## Exercise brief
Reproduce the listing below word for word, with no pictures.

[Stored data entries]

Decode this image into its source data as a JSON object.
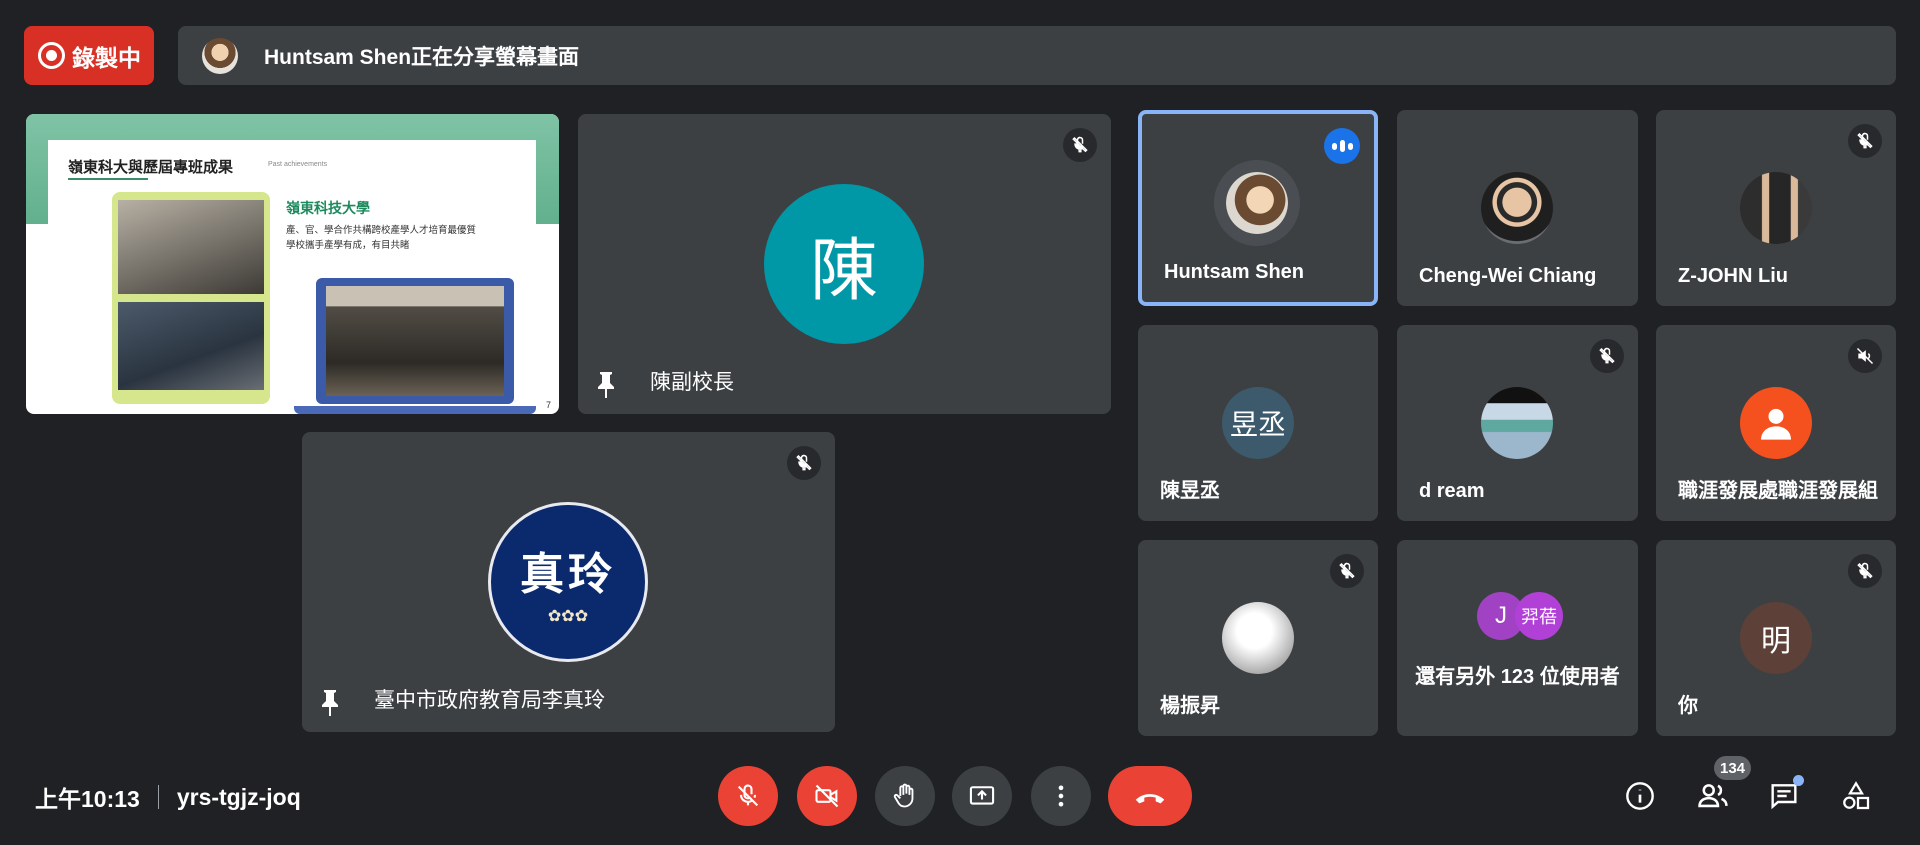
{
  "recording": {
    "label": "錄製中",
    "color": "#d93025"
  },
  "share_banner": {
    "text": "Huntsam Shen正在分享螢幕畫面"
  },
  "slide": {
    "title": "嶺東科大與歷屆專班成果",
    "title_en": "Past achievements",
    "school": "嶺東科技大學",
    "line1": "產、官、學合作共構跨校產學人才培育最優質",
    "line2": "學校攜手產學有成，有目共睹",
    "page": "7"
  },
  "main_tiles": [
    {
      "name": "陳副校長",
      "initial": "陳",
      "avatar_color": "#0097a7"
    },
    {
      "name": "臺中市政府教育局李真玲",
      "logo_text": "真玲",
      "avatar_color": "#0b2a6e"
    }
  ],
  "grid_tiles": [
    {
      "name": "Huntsam Shen"
    },
    {
      "name": "Cheng-Wei Chiang"
    },
    {
      "name": "Z-JOHN Liu"
    },
    {
      "name": "陳昱丞",
      "initial": "昱丞",
      "avatar_color": "#3c5a6b"
    },
    {
      "name": "d ream"
    },
    {
      "name": "職涯發展處職涯發展組"
    },
    {
      "name": "楊振昇"
    },
    {
      "overflow_text": "還有另外 123 位使用者",
      "initial_a": "J",
      "initial_b": "羿蓓"
    },
    {
      "name": "你",
      "initial": "明",
      "avatar_color": "#5d4037"
    }
  ],
  "bottom": {
    "time": "上午10:13",
    "meeting_code": "yrs-tgjz-joq",
    "participant_count": "134"
  },
  "icons": {
    "mic_off": "mic-off-icon",
    "cam_off": "camera-off-icon",
    "hand": "raise-hand-icon",
    "present": "present-screen-icon",
    "more": "more-vert-icon",
    "hangup": "phone-hangup-icon",
    "info": "info-icon",
    "people": "people-icon",
    "chat": "chat-icon",
    "activities": "activities-icon"
  }
}
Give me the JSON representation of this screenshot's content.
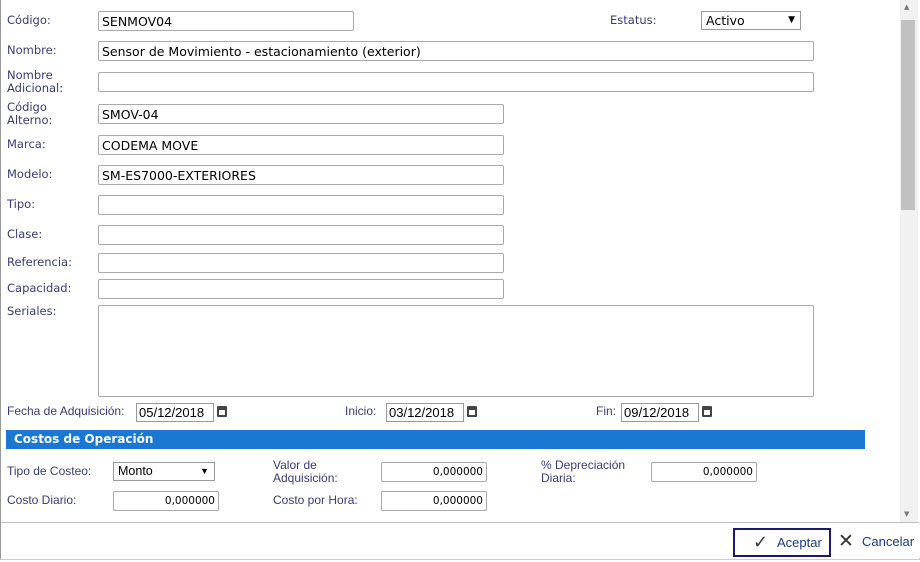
{
  "fields": {
    "codigo": {
      "label": "Código:",
      "value": "SENMOV04"
    },
    "estatus": {
      "label": "Estatus:",
      "value": "Activo"
    },
    "nombre": {
      "label": "Nombre:",
      "value": "Sensor de Movimiento - estacionamiento (exterior)"
    },
    "nombre_adicional": {
      "label": "Nombre Adicional:",
      "value": ""
    },
    "codigo_alterno": {
      "label": "Código Alterno:",
      "value": "SMOV-04"
    },
    "marca": {
      "label": "Marca:",
      "value": "CODEMA MOVE"
    },
    "modelo": {
      "label": "Modelo:",
      "value": "SM-ES7000-EXTERIORES"
    },
    "tipo": {
      "label": "Tipo:",
      "value": ""
    },
    "clase": {
      "label": "Clase:",
      "value": ""
    },
    "referencia": {
      "label": "Referencia:",
      "value": ""
    },
    "capacidad": {
      "label": "Capacidad:",
      "value": ""
    },
    "seriales": {
      "label": "Seriales:",
      "value": ""
    },
    "fecha_adquisicion": {
      "label": "Fecha de Adquisición:",
      "value": "05/12/2018"
    },
    "inicio": {
      "label": "Inicio:",
      "value": "03/12/2018"
    },
    "fin": {
      "label": "Fin:",
      "value": "09/12/2018"
    }
  },
  "costos": {
    "title": "Costos de Operación",
    "tipo_costeo": {
      "label": "Tipo de Costeo:",
      "value": "Monto"
    },
    "valor_adquisicion": {
      "label": "Valor de Adquisición:",
      "value": "0,000000"
    },
    "depreciacion": {
      "label": "% Depreciación Diaria:",
      "value": "0,000000"
    },
    "costo_diario": {
      "label": "Costo Diario:",
      "value": "0,000000"
    },
    "costo_hora": {
      "label": "Costo por Hora:",
      "value": "0,000000"
    }
  },
  "footer": {
    "accept": "Aceptar",
    "cancel": "Cancelar"
  }
}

## Answer in full
Decode this image into its source data as a JSON object.
{
  "recording": {
    "label": "錄製中",
    "color": "#d93025"
  },
  "share_banner": {
    "text": "Huntsam Shen正在分享螢幕畫面"
  },
  "slide": {
    "title": "嶺東科大與歷屆專班成果",
    "title_en": "Past achievements",
    "school": "嶺東科技大學",
    "line1": "產、官、學合作共構跨校產學人才培育最優質",
    "line2": "學校攜手產學有成，有目共睹",
    "page": "7"
  },
  "main_tiles": [
    {
      "name": "陳副校長",
      "initial": "陳",
      "avatar_color": "#0097a7"
    },
    {
      "name": "臺中市政府教育局李真玲",
      "logo_text": "真玲",
      "avatar_color": "#0b2a6e"
    }
  ],
  "grid_tiles": [
    {
      "name": "Huntsam Shen"
    },
    {
      "name": "Cheng-Wei Chiang"
    },
    {
      "name": "Z-JOHN Liu"
    },
    {
      "name": "陳昱丞",
      "initial": "昱丞",
      "avatar_color": "#3c5a6b"
    },
    {
      "name": "d ream"
    },
    {
      "name": "職涯發展處職涯發展組"
    },
    {
      "name": "楊振昇"
    },
    {
      "overflow_text": "還有另外 123 位使用者",
      "initial_a": "J",
      "initial_b": "羿蓓"
    },
    {
      "name": "你",
      "initial": "明",
      "avatar_color": "#5d4037"
    }
  ],
  "bottom": {
    "time": "上午10:13",
    "meeting_code": "yrs-tgjz-joq",
    "participant_count": "134"
  },
  "icons": {
    "mic_off": "mic-off-icon",
    "cam_off": "camera-off-icon",
    "hand": "raise-hand-icon",
    "present": "present-screen-icon",
    "more": "more-vert-icon",
    "hangup": "phone-hangup-icon",
    "info": "info-icon",
    "people": "people-icon",
    "chat": "chat-icon",
    "activities": "activities-icon"
  }
}
Give me the JSON representation of this screenshot's content.
{
  "fields": {
    "codigo": {
      "label": "Código:",
      "value": "SENMOV04"
    },
    "estatus": {
      "label": "Estatus:",
      "value": "Activo"
    },
    "nombre": {
      "label": "Nombre:",
      "value": "Sensor de Movimiento - estacionamiento (exterior)"
    },
    "nombre_adicional": {
      "label": "Nombre Adicional:",
      "value": ""
    },
    "codigo_alterno": {
      "label": "Código Alterno:",
      "value": "SMOV-04"
    },
    "marca": {
      "label": "Marca:",
      "value": "CODEMA MOVE"
    },
    "modelo": {
      "label": "Modelo:",
      "value": "SM-ES7000-EXTERIORES"
    },
    "tipo": {
      "label": "Tipo:",
      "value": ""
    },
    "clase": {
      "label": "Clase:",
      "value": ""
    },
    "referencia": {
      "label": "Referencia:",
      "value": ""
    },
    "capacidad": {
      "label": "Capacidad:",
      "value": ""
    },
    "seriales": {
      "label": "Seriales:",
      "value": ""
    },
    "fecha_adquisicion": {
      "label": "Fecha de Adquisición:",
      "value": "05/12/2018"
    },
    "inicio": {
      "label": "Inicio:",
      "value": "03/12/2018"
    },
    "fin": {
      "label": "Fin:",
      "value": "09/12/2018"
    }
  },
  "costos": {
    "title": "Costos de Operación",
    "tipo_costeo": {
      "label": "Tipo de Costeo:",
      "value": "Monto"
    },
    "valor_adquisicion": {
      "label": "Valor de Adquisición:",
      "value": "0,000000"
    },
    "depreciacion": {
      "label": "% Depreciación Diaria:",
      "value": "0,000000"
    },
    "costo_diario": {
      "label": "Costo Diario:",
      "value": "0,000000"
    },
    "costo_hora": {
      "label": "Costo por Hora:",
      "value": "0,000000"
    }
  },
  "footer": {
    "accept": "Aceptar",
    "cancel": "Cancelar"
  }
}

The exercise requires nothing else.